■ PROMPT
Set down each record below precisely, skipping the pictures.

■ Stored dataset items
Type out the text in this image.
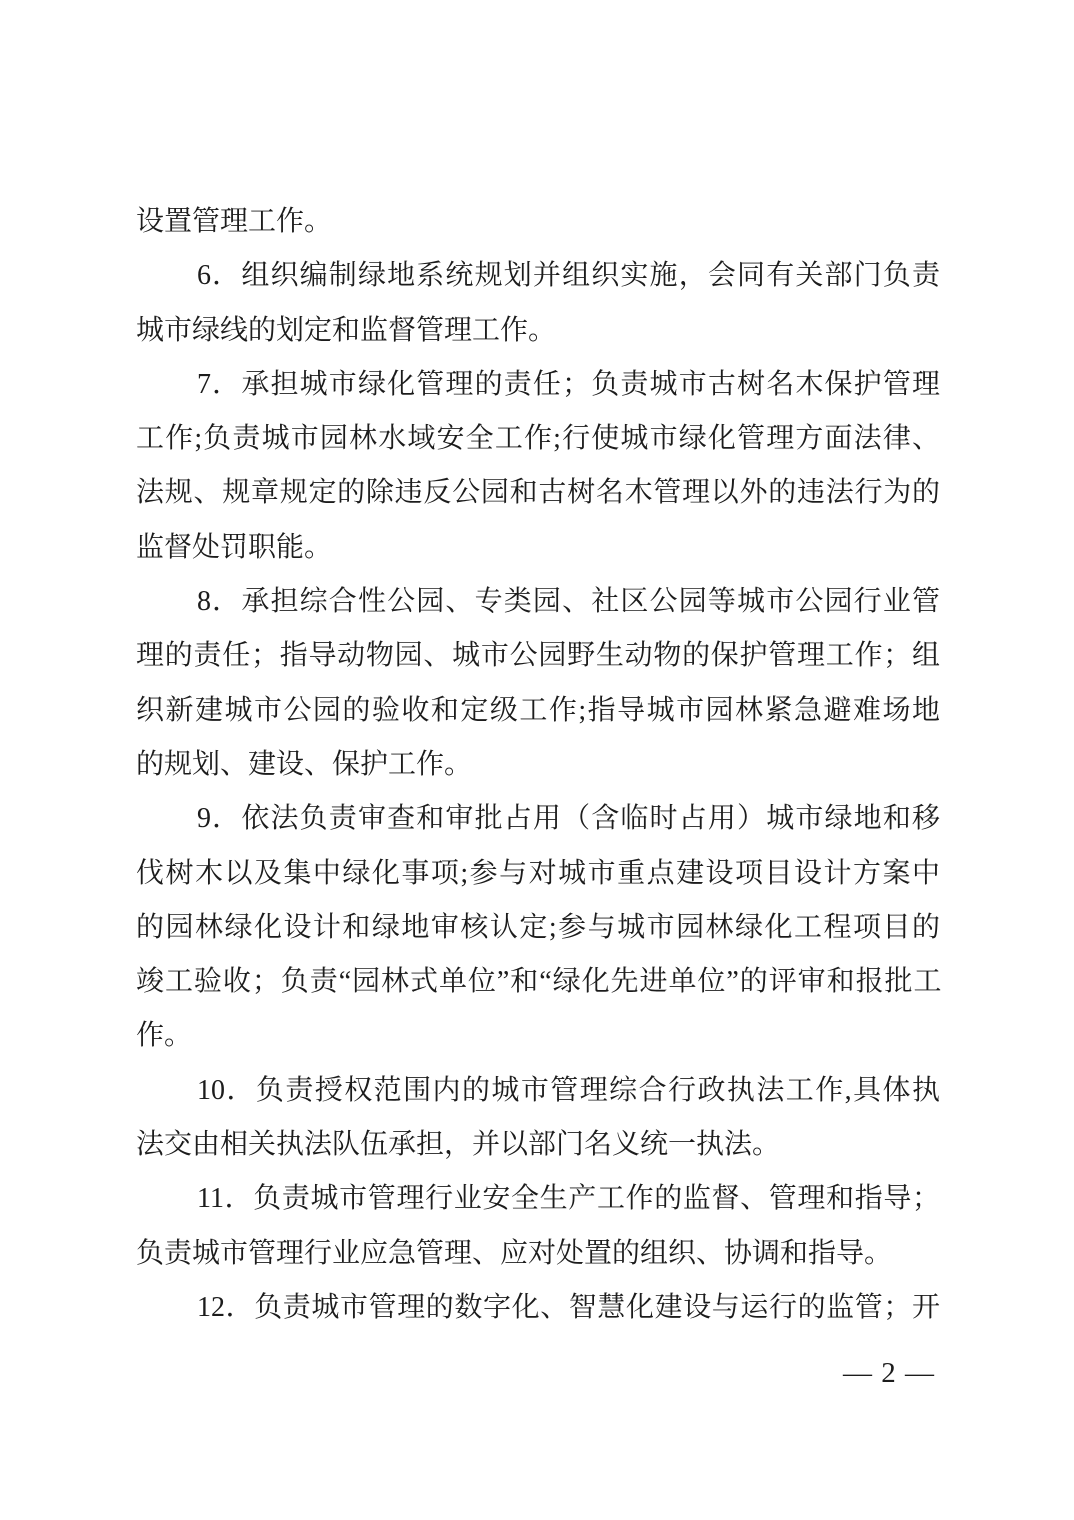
设置管理工作。
6．组织编制绿地系统规划并组织实施，会同有关部门负责
城市绿线的划定和监督管理工作。
7．承担城市绿化管理的责任；负责城市古树名木保护管理
工作;负责城市园林水域安全工作;行使城市绿化管理方面法律、
法规、规章规定的除违反公园和古树名木管理以外的违法行为的
监督处罚职能。
8．承担综合性公园、专类园、社区公园等城市公园行业管
理的责任；指导动物园、城市公园野生动物的保护管理工作；组
织新建城市公园的验收和定级工作;指导城市园林紧急避难场地
的规划、建设、保护工作。
9．依法负责审查和审批占用（含临时占用）城市绿地和移
伐树木以及集中绿化事项;参与对城市重点建设项目设计方案中
的园林绿化设计和绿地审核认定;参与城市园林绿化工程项目的
竣工验收；负责“园林式单位”和“绿化先进单位”的评审和报批工
作。
10．负责授权范围内的城市管理综合行政执法工作,具体执
法交由相关执法队伍承担，并以部门名义统一执法。
11．负责城市管理行业安全生产工作的监督、管理和指导；
负责城市管理行业应急管理、应对处置的组织、协调和指导。
12．负责城市管理的数字化、智慧化建设与运行的监管；开
— 2 —
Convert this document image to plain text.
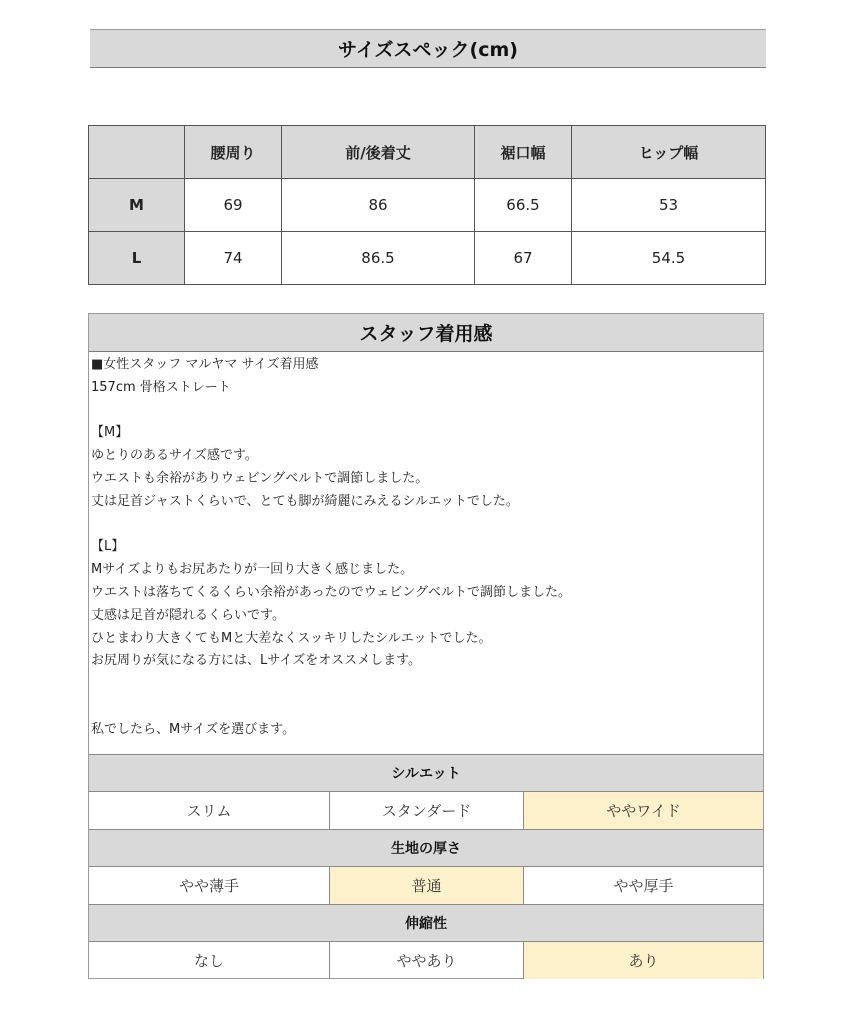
サイズスペック(cm)
	腰周り	前/後着丈	裾口幅	ヒップ幅
M	69	86	66.5	53
L	74	86.5	67	54.5
スタッフ着用感
■女性スタッフ マルヤマ サイズ着用感
157cm 骨格ストレート
【M】
ゆとりのあるサイズ感です。
ウエストも余裕がありウェビングベルトで調節しました。
丈は足首ジャストくらいで、とても脚が綺麗にみえるシルエットでした。
【L】
Mサイズよりもお尻あたりが一回り大きく感じました。
ウエストは落ちてくるくらい余裕があったのでウェビングベルトで調節しました。
丈感は足首が隠れるくらいです。
ひとまわり大きくてもMと大差なくスッキリしたシルエットでした。
お尻周りが気になる方には、Lサイズをオススメします。
私でしたら、Mサイズを選びます。
シルエット
スリム	スタンダード	ややワイド
生地の厚さ
やや薄手	普通	やや厚手
伸縮性
なし	ややあり	あり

■ FINAL RESULT
Type out the text in this image.
设置管理工作。
6．组织编制绿地系统规划并组织实施，会同有关部门负责
城市绿线的划定和监督管理工作。
7．承担城市绿化管理的责任；负责城市古树名木保护管理
工作;负责城市园林水域安全工作;行使城市绿化管理方面法律、
法规、规章规定的除违反公园和古树名木管理以外的违法行为的
监督处罚职能。
8．承担综合性公园、专类园、社区公园等城市公园行业管
理的责任；指导动物园、城市公园野生动物的保护管理工作；组
织新建城市公园的验收和定级工作;指导城市园林紧急避难场地
的规划、建设、保护工作。
9．依法负责审查和审批占用（含临时占用）城市绿地和移
伐树木以及集中绿化事项;参与对城市重点建设项目设计方案中
的园林绿化设计和绿地审核认定;参与城市园林绿化工程项目的
竣工验收；负责“园林式单位”和“绿化先进单位”的评审和报批工
作。
10．负责授权范围内的城市管理综合行政执法工作,具体执
法交由相关执法队伍承担，并以部门名义统一执法。
11．负责城市管理行业安全生产工作的监督、管理和指导；
负责城市管理行业应急管理、应对处置的组织、协调和指导。
12．负责城市管理的数字化、智慧化建设与运行的监管；开
— 2 —
Convert this document image to plain text.
サイズスペック(cm)
	腰周り	前/後着丈	裾口幅	ヒップ幅
M	69	86	66.5	53
L	74	86.5	67	54.5
スタッフ着用感
■女性スタッフ マルヤマ サイズ着用感
157cm 骨格ストレート
【M】
ゆとりのあるサイズ感です。
ウエストも余裕がありウェビングベルトで調節しました。
丈は足首ジャストくらいで、とても脚が綺麗にみえるシルエットでした。
【L】
Mサイズよりもお尻あたりが一回り大きく感じました。
ウエストは落ちてくるくらい余裕があったのでウェビングベルトで調節しました。
丈感は足首が隠れるくらいです。
ひとまわり大きくてもMと大差なくスッキリしたシルエットでした。
お尻周りが気になる方には、Lサイズをオススメします。
私でしたら、Mサイズを選びます。
シルエット
スリム	スタンダード	ややワイド
生地の厚さ
やや薄手	普通	やや厚手
伸縮性
なし	ややあり	あり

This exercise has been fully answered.